### Exercise instructions
Without the pictures, set down the records below word for word.

· · · · ·

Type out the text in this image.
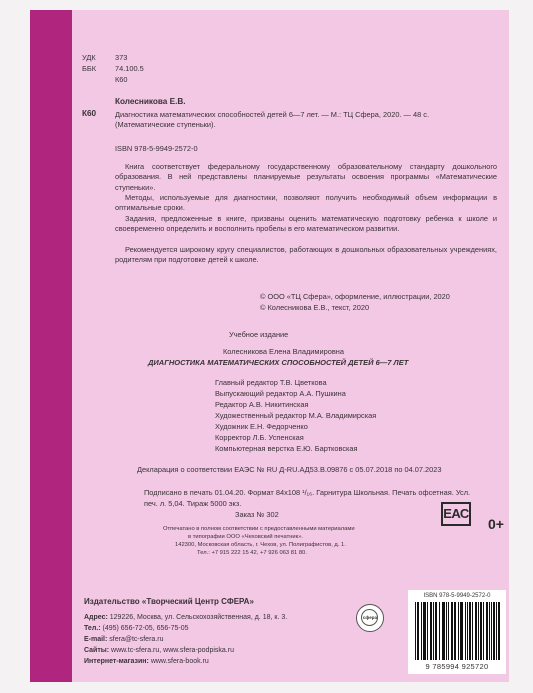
УДК	373
ББК	74.100.5
К60
Колесникова Е.В.
К60	Диагностика математических способностей детей 6—7 лет. — М.: ТЦ Сфера, 2020. — 48 с.
(Математические ступеньки).
ISBN 978-5-9949-2572-0
Книга соответствует федеральному государственному образовательному стандарту дошкольного образования. В ней представлены планируемые результаты освоения программы «Математические ступеньки».
Методы, используемые для диагностики, позволяют получить необходимый объем информации в оптимальные сроки.
Задания, предложенные в книге, призваны оценить математическую подготовку ребенка к школе и своевременно определить и восполнить пробелы в его математическом развитии.
Рекомендуется широкому кругу специалистов, работающих в дошкольных образовательных учреждениях, родителям при подготовке детей к школе.
© ООО «ТЦ Сфера», оформление, иллюстрации, 2020
© Колесникова Е.В., текст, 2020
Учебное издание
Колесникова Елена Владимировна
ДИАГНОСТИКА МАТЕМАТИЧЕСКИХ СПОСОБНОСТЕЙ ДЕТЕЙ 6—7 ЛЕТ
Главный редактор Т.В. Цветкова
Выпускающий редактор А.А. Пушкина
Редактор А.В. Никитинская
Художественный редактор М.А. Владимирская
Художник Е.Н. Федорченко
Корректор Л.Б. Успенская
Компьютерная верстка Е.Ю. Бартковская
Декларация о соответствии ЕАЭС № RU Д-RU.АД53.В.09876 с 05.07.2018 по 04.07.2023
Подписано в печать 01.04.20. Формат 84х108 ¹/₁₆. Гарнитура Школьная. Печать офсетная. Усл.
печ. л. 5,04. Тираж 5000 экз.
Заказ № 302
Отпечатано в полном соответствии с предоставленными материалами
в типографии ООО «Чеховский печатник».
142300, Московская область, г. Чехов, ул. Полиграфистов, д. 1.
Тел.: +7 915 222 15 42, +7 926 063 81 80.
0+
Издательство «Творческий Центр СФЕРА»
Адрес: 129226, Москва, ул. Сельскохозяйственная, д. 18, к. 3.
Тел.: (495) 656-72-05, 656-75-05
E-mail: sfera@tc-sfera.ru
Сайты: www.tc-sfera.ru, www.sfera-podpiska.ru
Интернет-магазин: www.sfera-book.ru
ЕАС
сфера
ISBN 978-5-9949-2572-0
9 785994 925720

· · · · ·

### Exercise solution
Type out the text in this image.
УДК	373
ББК	74.100.5
К60
Колесникова Е.В.
К60	Диагностика математических способностей детей 6—7 лет. — М.: ТЦ Сфера, 2020. — 48 с.
(Математические ступеньки).
ISBN 978-5-9949-2572-0
Книга соответствует федеральному государственному образовательному стандарту дошкольного образования. В ней представлены планируемые результаты освоения программы «Математические ступеньки».
Методы, используемые для диагностики, позволяют получить необходимый объем информации в оптимальные сроки.
Задания, предложенные в книге, призваны оценить математическую подготовку ребенка к школе и своевременно определить и восполнить пробелы в его математическом развитии.
Рекомендуется широкому кругу специалистов, работающих в дошкольных образовательных учреждениях, родителям при подготовке детей к школе.
© ООО «ТЦ Сфера», оформление, иллюстрации, 2020
© Колесникова Е.В., текст, 2020
Учебное издание
Колесникова Елена Владимировна
ДИАГНОСТИКА МАТЕМАТИЧЕСКИХ СПОСОБНОСТЕЙ ДЕТЕЙ 6—7 ЛЕТ
Главный редактор Т.В. Цветкова
Выпускающий редактор А.А. Пушкина
Редактор А.В. Никитинская
Художественный редактор М.А. Владимирская
Художник Е.Н. Федорченко
Корректор Л.Б. Успенская
Компьютерная верстка Е.Ю. Бартковская
Декларация о соответствии ЕАЭС № RU Д-RU.АД53.В.09876 с 05.07.2018 по 04.07.2023
Подписано в печать 01.04.20. Формат 84х108 ¹/₁₆. Гарнитура Школьная. Печать офсетная. Усл.
печ. л. 5,04. Тираж 5000 экз.
Заказ № 302
Отпечатано в полном соответствии с предоставленными материалами
в типографии ООО «Чеховский печатник».
142300, Московская область, г. Чехов, ул. Полиграфистов, д. 1.
Тел.: +7 915 222 15 42, +7 926 063 81 80.
0+
Издательство «Творческий Центр СФЕРА»
Адрес: 129226, Москва, ул. Сельскохозяйственная, д. 18, к. 3.
Тел.: (495) 656-72-05, 656-75-05
E-mail: sfera@tc-sfera.ru
Сайты: www.tc-sfera.ru, www.sfera-podpiska.ru
Интернет-магазин: www.sfera-book.ru
ЕАС
сфера
ISBN 978-5-9949-2572-0
9 785994 925720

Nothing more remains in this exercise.